Copy every line that contains the string "report" from the entries below.

**RECORDS PROVIDED**
════════════════════

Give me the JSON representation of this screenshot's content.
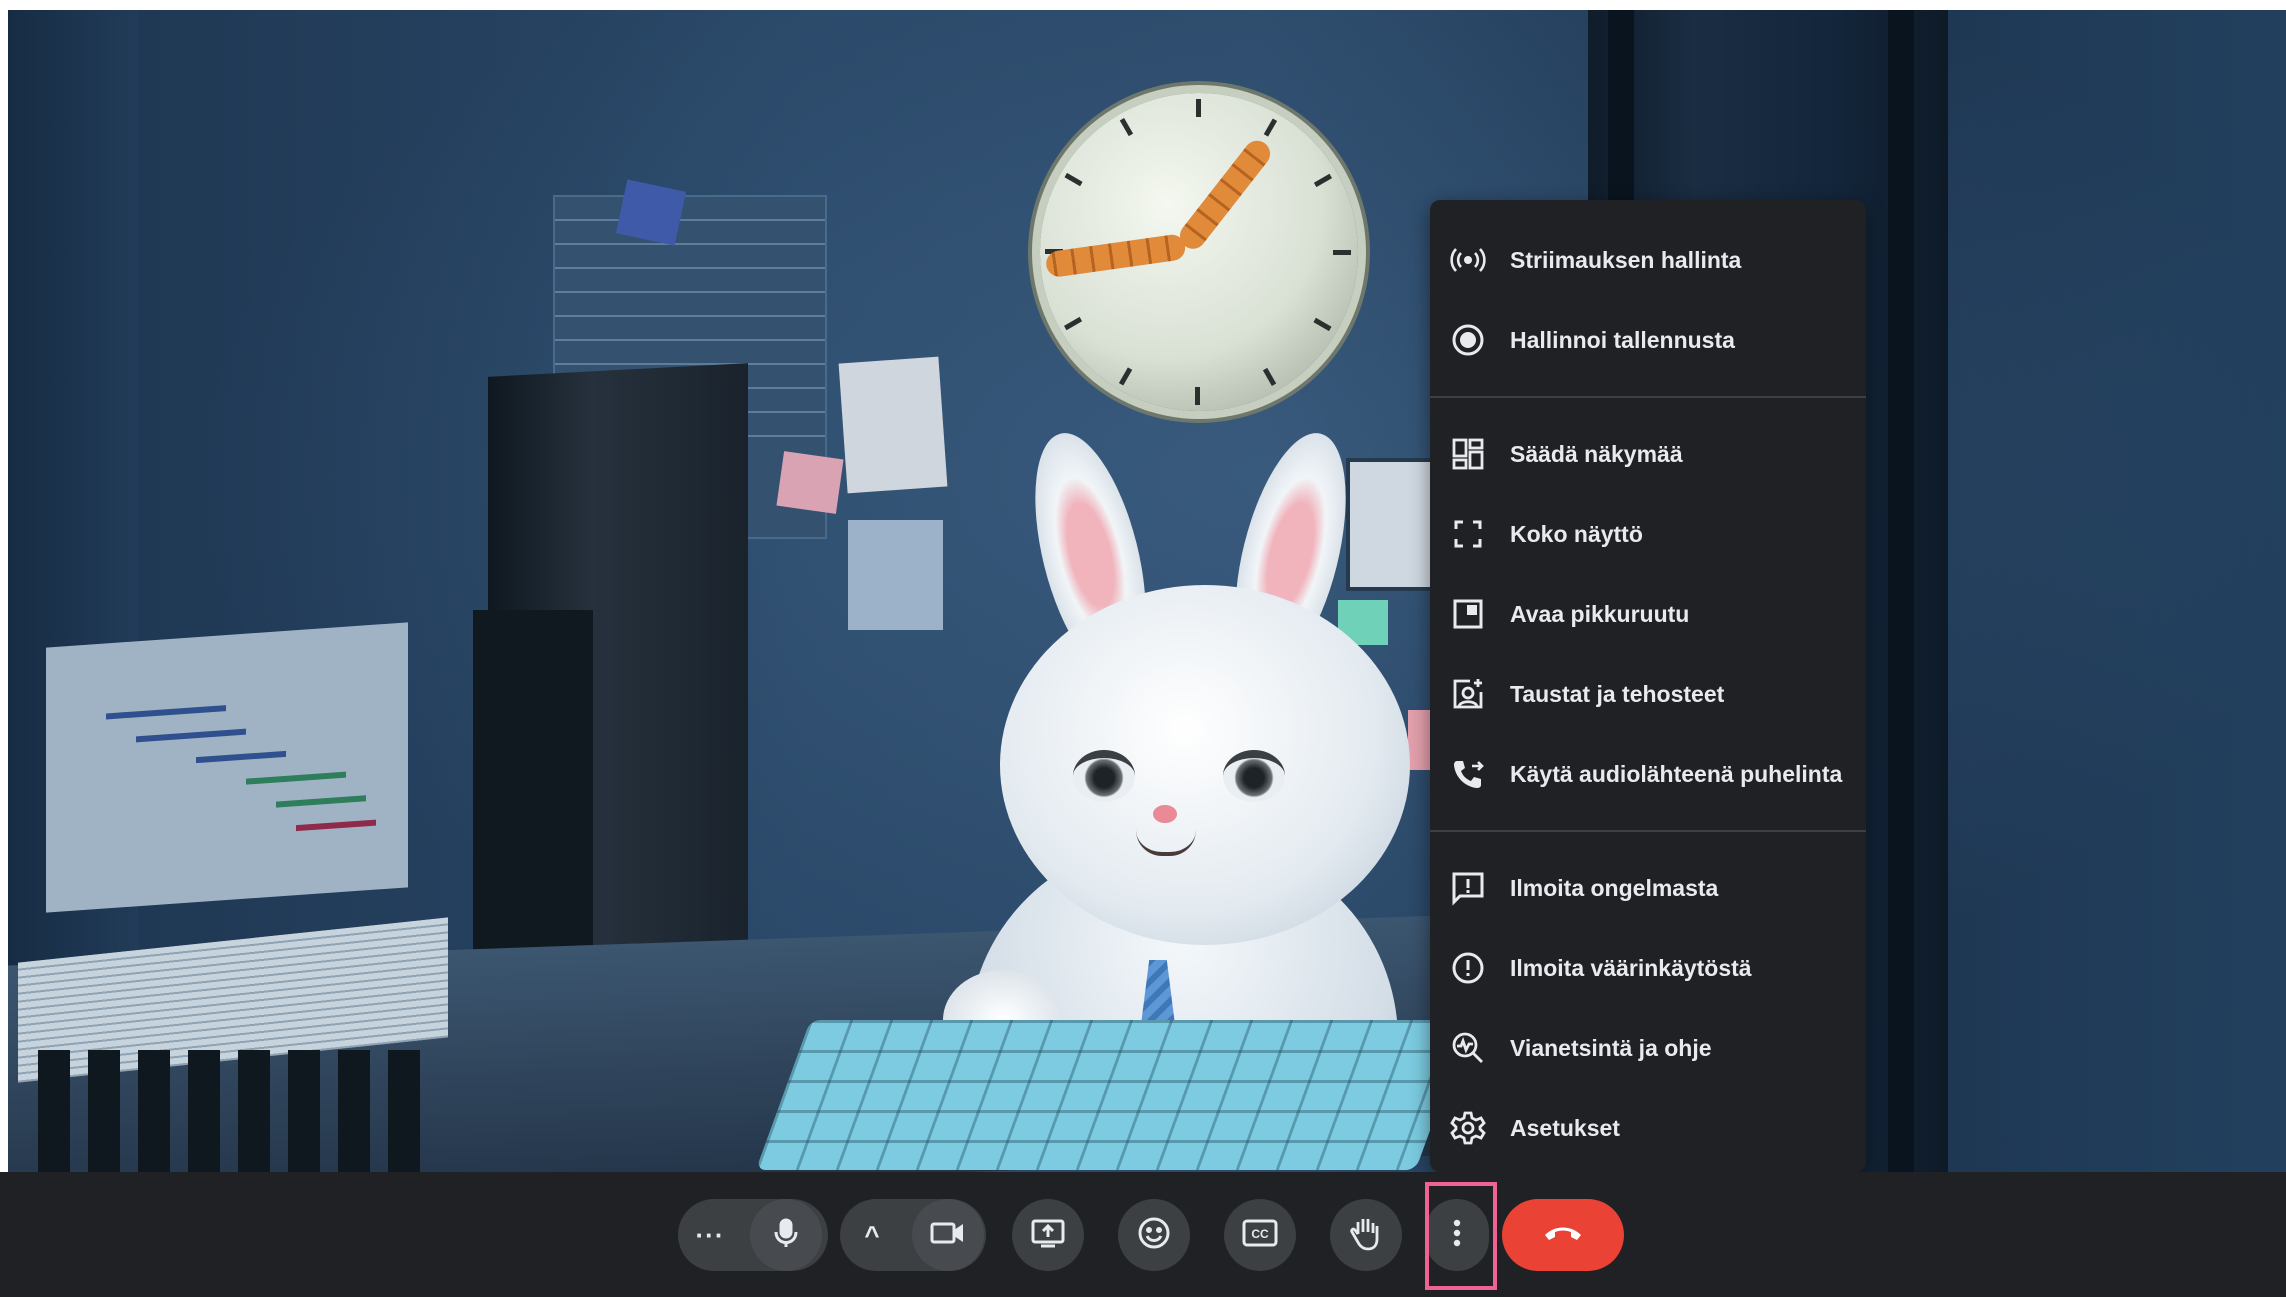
{
  "menu": {
    "items": [
      {
        "label": "Striimauksen hallinta",
        "icon": "live-stream-icon"
      },
      {
        "label": "Hallinnoi tallennusta",
        "icon": "record-icon"
      },
      {
        "label": "Säädä näkymää",
        "icon": "layout-icon"
      },
      {
        "label": "Koko näyttö",
        "icon": "fullscreen-icon"
      },
      {
        "label": "Avaa pikkuruutu",
        "icon": "picture-in-picture-icon"
      },
      {
        "label": "Taustat ja tehosteet",
        "icon": "backgrounds-effects-icon"
      },
      {
        "label": "Käytä audiolähteenä puhelinta",
        "icon": "phone-audio-icon"
      },
      {
        "label": "Ilmoita ongelmasta",
        "icon": "report-problem-icon"
      },
      {
        "label": "Ilmoita väärinkäytöstä",
        "icon": "report-abuse-icon"
      },
      {
        "label": "Vianetsintä ja ohje",
        "icon": "troubleshooting-icon"
      },
      {
        "label": "Asetukset",
        "icon": "settings-icon"
      }
    ]
  },
  "controls": {
    "audio_options_label": "···",
    "video_options_label": "^",
    "buttons": [
      "microphone",
      "camera",
      "present-screen",
      "emoji-reactions",
      "captions",
      "raise-hand",
      "more-options",
      "leave-call"
    ],
    "highlighted": "more-options"
  },
  "colors": {
    "menu_bg": "#202124",
    "bar_bg": "#202124",
    "button_bg": "#3c4043",
    "hangup": "#ea4335",
    "highlight": "#f06292"
  }
}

════════════════════

**RESULT FOR THIS EXERCISE**
        "icon": "report-problem-icon"
        "icon": "report-abuse-icon"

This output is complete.